[Begin]

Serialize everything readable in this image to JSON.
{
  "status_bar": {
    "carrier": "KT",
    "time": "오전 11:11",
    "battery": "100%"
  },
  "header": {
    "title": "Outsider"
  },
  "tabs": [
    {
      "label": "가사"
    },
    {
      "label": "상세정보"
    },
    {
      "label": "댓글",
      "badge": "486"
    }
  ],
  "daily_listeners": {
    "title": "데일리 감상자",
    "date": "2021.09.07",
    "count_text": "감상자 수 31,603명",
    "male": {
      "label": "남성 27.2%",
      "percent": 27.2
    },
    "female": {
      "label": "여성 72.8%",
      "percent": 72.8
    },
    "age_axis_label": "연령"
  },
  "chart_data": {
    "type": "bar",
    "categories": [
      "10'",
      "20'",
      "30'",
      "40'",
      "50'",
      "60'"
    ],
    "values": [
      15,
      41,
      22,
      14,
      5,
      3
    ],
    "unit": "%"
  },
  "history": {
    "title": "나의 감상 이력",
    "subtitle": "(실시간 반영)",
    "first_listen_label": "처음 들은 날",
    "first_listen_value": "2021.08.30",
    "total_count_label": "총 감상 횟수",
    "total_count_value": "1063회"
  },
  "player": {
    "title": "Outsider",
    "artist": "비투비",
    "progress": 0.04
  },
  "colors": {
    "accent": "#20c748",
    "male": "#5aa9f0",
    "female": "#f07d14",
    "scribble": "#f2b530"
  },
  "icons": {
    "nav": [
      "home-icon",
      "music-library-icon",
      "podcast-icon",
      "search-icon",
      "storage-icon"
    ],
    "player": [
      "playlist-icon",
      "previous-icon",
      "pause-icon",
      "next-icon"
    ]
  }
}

[End]

§ Task requirements:
Write the data back out verbatim.

§ Answer to the exercise:
Serialize everything readable in this image to JSON.
{
  "status_bar": {
    "carrier": "KT",
    "time": "오전 11:11",
    "battery": "100%"
  },
  "header": {
    "title": "Outsider"
  },
  "tabs": [
    {
      "label": "가사"
    },
    {
      "label": "상세정보"
    },
    {
      "label": "댓글",
      "badge": "486"
    }
  ],
  "daily_listeners": {
    "title": "데일리 감상자",
    "date": "2021.09.07",
    "count_text": "감상자 수 31,603명",
    "male": {
      "label": "남성 27.2%",
      "percent": 27.2
    },
    "female": {
      "label": "여성 72.8%",
      "percent": 72.8
    },
    "age_axis_label": "연령"
  },
  "chart_data": {
    "type": "bar",
    "categories": [
      "10'",
      "20'",
      "30'",
      "40'",
      "50'",
      "60'"
    ],
    "values": [
      15,
      41,
      22,
      14,
      5,
      3
    ],
    "unit": "%"
  },
  "history": {
    "title": "나의 감상 이력",
    "subtitle": "(실시간 반영)",
    "first_listen_label": "처음 들은 날",
    "first_listen_value": "2021.08.30",
    "total_count_label": "총 감상 횟수",
    "total_count_value": "1063회"
  },
  "player": {
    "title": "Outsider",
    "artist": "비투비",
    "progress": 0.04
  },
  "colors": {
    "accent": "#20c748",
    "male": "#5aa9f0",
    "female": "#f07d14",
    "scribble": "#f2b530"
  },
  "icons": {
    "nav": [
      "home-icon",
      "music-library-icon",
      "podcast-icon",
      "search-icon",
      "storage-icon"
    ],
    "player": [
      "playlist-icon",
      "previous-icon",
      "pause-icon",
      "next-icon"
    ]
  }
}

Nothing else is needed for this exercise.